— START OF PROVIDED INFORMATION —

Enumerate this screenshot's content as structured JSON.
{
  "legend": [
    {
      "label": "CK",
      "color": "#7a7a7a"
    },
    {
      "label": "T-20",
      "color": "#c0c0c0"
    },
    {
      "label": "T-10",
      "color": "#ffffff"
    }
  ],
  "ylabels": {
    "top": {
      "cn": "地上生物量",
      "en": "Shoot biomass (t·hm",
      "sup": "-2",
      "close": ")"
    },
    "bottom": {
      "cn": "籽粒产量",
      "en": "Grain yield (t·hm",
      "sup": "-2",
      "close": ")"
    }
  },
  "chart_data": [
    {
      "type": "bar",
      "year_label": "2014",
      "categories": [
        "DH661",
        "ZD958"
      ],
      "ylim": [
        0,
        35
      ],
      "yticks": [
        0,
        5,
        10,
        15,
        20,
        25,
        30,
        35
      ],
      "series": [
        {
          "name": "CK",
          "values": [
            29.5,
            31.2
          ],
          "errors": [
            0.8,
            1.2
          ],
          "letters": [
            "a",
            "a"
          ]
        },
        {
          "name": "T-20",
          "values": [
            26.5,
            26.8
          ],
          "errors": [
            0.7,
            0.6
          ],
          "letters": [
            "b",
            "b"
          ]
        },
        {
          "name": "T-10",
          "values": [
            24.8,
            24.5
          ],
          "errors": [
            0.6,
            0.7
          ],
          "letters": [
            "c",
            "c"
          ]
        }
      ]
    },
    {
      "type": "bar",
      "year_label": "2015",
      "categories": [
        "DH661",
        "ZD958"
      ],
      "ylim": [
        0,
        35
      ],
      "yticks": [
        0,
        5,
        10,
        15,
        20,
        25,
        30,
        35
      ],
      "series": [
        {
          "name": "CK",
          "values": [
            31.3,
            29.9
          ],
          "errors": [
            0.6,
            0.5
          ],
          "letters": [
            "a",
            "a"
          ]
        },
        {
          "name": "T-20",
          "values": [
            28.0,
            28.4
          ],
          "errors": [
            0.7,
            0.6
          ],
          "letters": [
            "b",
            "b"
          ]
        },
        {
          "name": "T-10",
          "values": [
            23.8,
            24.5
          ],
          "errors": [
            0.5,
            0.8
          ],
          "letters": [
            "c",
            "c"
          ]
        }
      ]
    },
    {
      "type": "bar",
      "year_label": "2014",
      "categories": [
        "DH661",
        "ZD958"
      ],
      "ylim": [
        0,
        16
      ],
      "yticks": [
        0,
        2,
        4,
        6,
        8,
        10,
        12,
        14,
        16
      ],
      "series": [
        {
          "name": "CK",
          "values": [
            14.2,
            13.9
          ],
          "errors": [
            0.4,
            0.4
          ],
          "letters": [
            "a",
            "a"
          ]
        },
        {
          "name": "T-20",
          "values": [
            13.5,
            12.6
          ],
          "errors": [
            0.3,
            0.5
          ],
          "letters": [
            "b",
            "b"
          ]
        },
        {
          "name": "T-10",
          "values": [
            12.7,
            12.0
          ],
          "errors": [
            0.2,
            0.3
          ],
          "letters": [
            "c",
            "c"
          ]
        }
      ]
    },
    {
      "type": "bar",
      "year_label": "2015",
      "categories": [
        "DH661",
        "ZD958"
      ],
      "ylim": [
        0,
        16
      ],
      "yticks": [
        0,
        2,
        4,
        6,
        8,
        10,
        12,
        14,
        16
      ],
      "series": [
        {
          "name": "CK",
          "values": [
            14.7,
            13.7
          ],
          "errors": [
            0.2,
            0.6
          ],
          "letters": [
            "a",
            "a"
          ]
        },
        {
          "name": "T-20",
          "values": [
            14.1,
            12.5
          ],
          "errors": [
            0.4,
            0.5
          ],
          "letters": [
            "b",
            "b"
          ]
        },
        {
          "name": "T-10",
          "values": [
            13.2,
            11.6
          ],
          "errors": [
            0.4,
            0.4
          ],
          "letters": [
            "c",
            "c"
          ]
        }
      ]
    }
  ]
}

— END OF PROVIDED INFORMATION —

**AIM**
Write out the data again, exactly and in full.

**WRITTEN SOLUTION**
Enumerate this screenshot's content as structured JSON.
{
  "legend": [
    {
      "label": "CK",
      "color": "#7a7a7a"
    },
    {
      "label": "T-20",
      "color": "#c0c0c0"
    },
    {
      "label": "T-10",
      "color": "#ffffff"
    }
  ],
  "ylabels": {
    "top": {
      "cn": "地上生物量",
      "en": "Shoot biomass (t·hm",
      "sup": "-2",
      "close": ")"
    },
    "bottom": {
      "cn": "籽粒产量",
      "en": "Grain yield (t·hm",
      "sup": "-2",
      "close": ")"
    }
  },
  "chart_data": [
    {
      "type": "bar",
      "year_label": "2014",
      "categories": [
        "DH661",
        "ZD958"
      ],
      "ylim": [
        0,
        35
      ],
      "yticks": [
        0,
        5,
        10,
        15,
        20,
        25,
        30,
        35
      ],
      "series": [
        {
          "name": "CK",
          "values": [
            29.5,
            31.2
          ],
          "errors": [
            0.8,
            1.2
          ],
          "letters": [
            "a",
            "a"
          ]
        },
        {
          "name": "T-20",
          "values": [
            26.5,
            26.8
          ],
          "errors": [
            0.7,
            0.6
          ],
          "letters": [
            "b",
            "b"
          ]
        },
        {
          "name": "T-10",
          "values": [
            24.8,
            24.5
          ],
          "errors": [
            0.6,
            0.7
          ],
          "letters": [
            "c",
            "c"
          ]
        }
      ]
    },
    {
      "type": "bar",
      "year_label": "2015",
      "categories": [
        "DH661",
        "ZD958"
      ],
      "ylim": [
        0,
        35
      ],
      "yticks": [
        0,
        5,
        10,
        15,
        20,
        25,
        30,
        35
      ],
      "series": [
        {
          "name": "CK",
          "values": [
            31.3,
            29.9
          ],
          "errors": [
            0.6,
            0.5
          ],
          "letters": [
            "a",
            "a"
          ]
        },
        {
          "name": "T-20",
          "values": [
            28.0,
            28.4
          ],
          "errors": [
            0.7,
            0.6
          ],
          "letters": [
            "b",
            "b"
          ]
        },
        {
          "name": "T-10",
          "values": [
            23.8,
            24.5
          ],
          "errors": [
            0.5,
            0.8
          ],
          "letters": [
            "c",
            "c"
          ]
        }
      ]
    },
    {
      "type": "bar",
      "year_label": "2014",
      "categories": [
        "DH661",
        "ZD958"
      ],
      "ylim": [
        0,
        16
      ],
      "yticks": [
        0,
        2,
        4,
        6,
        8,
        10,
        12,
        14,
        16
      ],
      "series": [
        {
          "name": "CK",
          "values": [
            14.2,
            13.9
          ],
          "errors": [
            0.4,
            0.4
          ],
          "letters": [
            "a",
            "a"
          ]
        },
        {
          "name": "T-20",
          "values": [
            13.5,
            12.6
          ],
          "errors": [
            0.3,
            0.5
          ],
          "letters": [
            "b",
            "b"
          ]
        },
        {
          "name": "T-10",
          "values": [
            12.7,
            12.0
          ],
          "errors": [
            0.2,
            0.3
          ],
          "letters": [
            "c",
            "c"
          ]
        }
      ]
    },
    {
      "type": "bar",
      "year_label": "2015",
      "categories": [
        "DH661",
        "ZD958"
      ],
      "ylim": [
        0,
        16
      ],
      "yticks": [
        0,
        2,
        4,
        6,
        8,
        10,
        12,
        14,
        16
      ],
      "series": [
        {
          "name": "CK",
          "values": [
            14.7,
            13.7
          ],
          "errors": [
            0.2,
            0.6
          ],
          "letters": [
            "a",
            "a"
          ]
        },
        {
          "name": "T-20",
          "values": [
            14.1,
            12.5
          ],
          "errors": [
            0.4,
            0.5
          ],
          "letters": [
            "b",
            "b"
          ]
        },
        {
          "name": "T-10",
          "values": [
            13.2,
            11.6
          ],
          "errors": [
            0.4,
            0.4
          ],
          "letters": [
            "c",
            "c"
          ]
        }
      ]
    }
  ]
}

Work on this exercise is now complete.